**TASK DETAILS**
Transcribe the entries that follow, word for word.
----------
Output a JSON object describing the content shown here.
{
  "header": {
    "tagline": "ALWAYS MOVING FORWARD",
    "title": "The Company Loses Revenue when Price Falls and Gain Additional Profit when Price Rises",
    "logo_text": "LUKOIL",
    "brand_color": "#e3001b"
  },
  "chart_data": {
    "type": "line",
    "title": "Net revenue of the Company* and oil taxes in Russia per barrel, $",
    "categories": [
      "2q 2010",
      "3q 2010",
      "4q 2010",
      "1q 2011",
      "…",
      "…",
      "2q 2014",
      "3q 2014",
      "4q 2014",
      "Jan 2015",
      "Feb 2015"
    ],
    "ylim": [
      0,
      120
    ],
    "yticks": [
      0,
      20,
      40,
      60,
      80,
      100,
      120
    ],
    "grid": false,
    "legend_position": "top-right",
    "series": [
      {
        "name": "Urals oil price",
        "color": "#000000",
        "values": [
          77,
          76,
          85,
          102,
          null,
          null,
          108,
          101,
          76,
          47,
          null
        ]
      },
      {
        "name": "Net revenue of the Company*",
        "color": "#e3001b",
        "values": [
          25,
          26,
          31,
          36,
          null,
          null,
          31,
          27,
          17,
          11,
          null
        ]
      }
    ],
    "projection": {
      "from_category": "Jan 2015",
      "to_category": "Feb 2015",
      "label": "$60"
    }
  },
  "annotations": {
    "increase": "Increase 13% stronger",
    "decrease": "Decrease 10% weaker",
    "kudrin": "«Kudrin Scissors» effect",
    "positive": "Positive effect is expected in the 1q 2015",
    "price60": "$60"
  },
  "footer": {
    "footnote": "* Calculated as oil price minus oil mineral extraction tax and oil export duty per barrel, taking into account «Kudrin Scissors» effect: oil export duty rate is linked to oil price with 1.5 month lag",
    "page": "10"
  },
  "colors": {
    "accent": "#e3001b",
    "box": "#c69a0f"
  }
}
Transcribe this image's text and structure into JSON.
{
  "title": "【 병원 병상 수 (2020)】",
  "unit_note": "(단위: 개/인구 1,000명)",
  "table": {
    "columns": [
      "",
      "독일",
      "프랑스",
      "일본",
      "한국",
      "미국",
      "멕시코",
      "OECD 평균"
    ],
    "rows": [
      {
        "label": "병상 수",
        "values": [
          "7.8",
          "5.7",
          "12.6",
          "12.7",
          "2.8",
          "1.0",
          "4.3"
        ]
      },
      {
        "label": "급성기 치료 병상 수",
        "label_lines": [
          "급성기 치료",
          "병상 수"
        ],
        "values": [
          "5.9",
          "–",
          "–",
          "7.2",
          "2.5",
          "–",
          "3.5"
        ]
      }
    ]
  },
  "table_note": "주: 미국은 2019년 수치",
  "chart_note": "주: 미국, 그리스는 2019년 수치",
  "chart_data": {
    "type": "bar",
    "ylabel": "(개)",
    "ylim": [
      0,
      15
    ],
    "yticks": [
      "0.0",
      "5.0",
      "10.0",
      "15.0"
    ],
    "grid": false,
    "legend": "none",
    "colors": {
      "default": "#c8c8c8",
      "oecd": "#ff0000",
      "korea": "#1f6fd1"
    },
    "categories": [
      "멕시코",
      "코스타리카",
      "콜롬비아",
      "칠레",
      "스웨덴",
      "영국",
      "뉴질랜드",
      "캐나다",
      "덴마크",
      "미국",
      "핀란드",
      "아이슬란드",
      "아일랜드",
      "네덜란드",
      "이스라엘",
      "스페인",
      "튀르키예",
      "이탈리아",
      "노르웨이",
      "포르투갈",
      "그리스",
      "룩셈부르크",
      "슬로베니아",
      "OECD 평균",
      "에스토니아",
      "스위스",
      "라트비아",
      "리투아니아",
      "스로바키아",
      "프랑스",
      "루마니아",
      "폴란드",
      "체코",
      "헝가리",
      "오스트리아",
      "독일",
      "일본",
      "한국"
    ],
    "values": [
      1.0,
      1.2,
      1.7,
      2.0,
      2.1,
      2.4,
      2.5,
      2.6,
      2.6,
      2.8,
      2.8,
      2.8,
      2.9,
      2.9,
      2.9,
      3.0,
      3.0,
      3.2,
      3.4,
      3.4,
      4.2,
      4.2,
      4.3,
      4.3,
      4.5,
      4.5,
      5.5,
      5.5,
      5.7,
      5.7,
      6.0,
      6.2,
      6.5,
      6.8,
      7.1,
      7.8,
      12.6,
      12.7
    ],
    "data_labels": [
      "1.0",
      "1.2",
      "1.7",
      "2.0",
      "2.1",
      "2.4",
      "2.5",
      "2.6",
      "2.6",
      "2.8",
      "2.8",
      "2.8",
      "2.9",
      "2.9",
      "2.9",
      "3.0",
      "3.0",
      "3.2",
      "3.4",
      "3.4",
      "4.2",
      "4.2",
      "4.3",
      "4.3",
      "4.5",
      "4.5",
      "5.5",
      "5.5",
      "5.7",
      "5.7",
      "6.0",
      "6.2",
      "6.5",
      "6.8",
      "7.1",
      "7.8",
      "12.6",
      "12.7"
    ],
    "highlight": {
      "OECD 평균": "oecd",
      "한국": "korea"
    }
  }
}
----------
**OUTPUT OF THE EXERCISE**
Output a JSON object describing the content shown here.
{
  "header": {
    "tagline": "ALWAYS MOVING FORWARD",
    "title": "The Company Loses Revenue when Price Falls and Gain Additional Profit when Price Rises",
    "logo_text": "LUKOIL",
    "brand_color": "#e3001b"
  },
  "chart_data": {
    "type": "line",
    "title": "Net revenue of the Company* and oil taxes in Russia per barrel, $",
    "categories": [
      "2q 2010",
      "3q 2010",
      "4q 2010",
      "1q 2011",
      "…",
      "…",
      "2q 2014",
      "3q 2014",
      "4q 2014",
      "Jan 2015",
      "Feb 2015"
    ],
    "ylim": [
      0,
      120
    ],
    "yticks": [
      0,
      20,
      40,
      60,
      80,
      100,
      120
    ],
    "grid": false,
    "legend_position": "top-right",
    "series": [
      {
        "name": "Urals oil price",
        "color": "#000000",
        "values": [
          77,
          76,
          85,
          102,
          null,
          null,
          108,
          101,
          76,
          47,
          null
        ]
      },
      {
        "name": "Net revenue of the Company*",
        "color": "#e3001b",
        "values": [
          25,
          26,
          31,
          36,
          null,
          null,
          31,
          27,
          17,
          11,
          null
        ]
      }
    ],
    "projection": {
      "from_category": "Jan 2015",
      "to_category": "Feb 2015",
      "label": "$60"
    }
  },
  "annotations": {
    "increase": "Increase 13% stronger",
    "decrease": "Decrease 10% weaker",
    "kudrin": "«Kudrin Scissors» effect",
    "positive": "Positive effect is expected in the 1q 2015",
    "price60": "$60"
  },
  "footer": {
    "footnote": "* Calculated as oil price minus oil mineral extraction tax and oil export duty per barrel, taking into account «Kudrin Scissors» effect: oil export duty rate is linked to oil price with 1.5 month lag",
    "page": "10"
  },
  "colors": {
    "accent": "#e3001b",
    "box": "#c69a0f"
  }
}
Transcribe this image's text and structure into JSON.
{
  "title": "【 병원 병상 수 (2020)】",
  "unit_note": "(단위: 개/인구 1,000명)",
  "table": {
    "columns": [
      "",
      "독일",
      "프랑스",
      "일본",
      "한국",
      "미국",
      "멕시코",
      "OECD 평균"
    ],
    "rows": [
      {
        "label": "병상 수",
        "values": [
          "7.8",
          "5.7",
          "12.6",
          "12.7",
          "2.8",
          "1.0",
          "4.3"
        ]
      },
      {
        "label": "급성기 치료 병상 수",
        "label_lines": [
          "급성기 치료",
          "병상 수"
        ],
        "values": [
          "5.9",
          "–",
          "–",
          "7.2",
          "2.5",
          "–",
          "3.5"
        ]
      }
    ]
  },
  "table_note": "주: 미국은 2019년 수치",
  "chart_note": "주: 미국, 그리스는 2019년 수치",
  "chart_data": {
    "type": "bar",
    "ylabel": "(개)",
    "ylim": [
      0,
      15
    ],
    "yticks": [
      "0.0",
      "5.0",
      "10.0",
      "15.0"
    ],
    "grid": false,
    "legend": "none",
    "colors": {
      "default": "#c8c8c8",
      "oecd": "#ff0000",
      "korea": "#1f6fd1"
    },
    "categories": [
      "멕시코",
      "코스타리카",
      "콜롬비아",
      "칠레",
      "스웨덴",
      "영국",
      "뉴질랜드",
      "캐나다",
      "덴마크",
      "미국",
      "핀란드",
      "아이슬란드",
      "아일랜드",
      "네덜란드",
      "이스라엘",
      "스페인",
      "튀르키예",
      "이탈리아",
      "노르웨이",
      "포르투갈",
      "그리스",
      "룩셈부르크",
      "슬로베니아",
      "OECD 평균",
      "에스토니아",
      "스위스",
      "라트비아",
      "리투아니아",
      "스로바키아",
      "프랑스",
      "루마니아",
      "폴란드",
      "체코",
      "헝가리",
      "오스트리아",
      "독일",
      "일본",
      "한국"
    ],
    "values": [
      1.0,
      1.2,
      1.7,
      2.0,
      2.1,
      2.4,
      2.5,
      2.6,
      2.6,
      2.8,
      2.8,
      2.8,
      2.9,
      2.9,
      2.9,
      3.0,
      3.0,
      3.2,
      3.4,
      3.4,
      4.2,
      4.2,
      4.3,
      4.3,
      4.5,
      4.5,
      5.5,
      5.5,
      5.7,
      5.7,
      6.0,
      6.2,
      6.5,
      6.8,
      7.1,
      7.8,
      12.6,
      12.7
    ],
    "data_labels": [
      "1.0",
      "1.2",
      "1.7",
      "2.0",
      "2.1",
      "2.4",
      "2.5",
      "2.6",
      "2.6",
      "2.8",
      "2.8",
      "2.8",
      "2.9",
      "2.9",
      "2.9",
      "3.0",
      "3.0",
      "3.2",
      "3.4",
      "3.4",
      "4.2",
      "4.2",
      "4.3",
      "4.3",
      "4.5",
      "4.5",
      "5.5",
      "5.5",
      "5.7",
      "5.7",
      "6.0",
      "6.2",
      "6.5",
      "6.8",
      "7.1",
      "7.8",
      "12.6",
      "12.7"
    ],
    "highlight": {
      "OECD 평균": "oecd",
      "한국": "korea"
    }
  }
}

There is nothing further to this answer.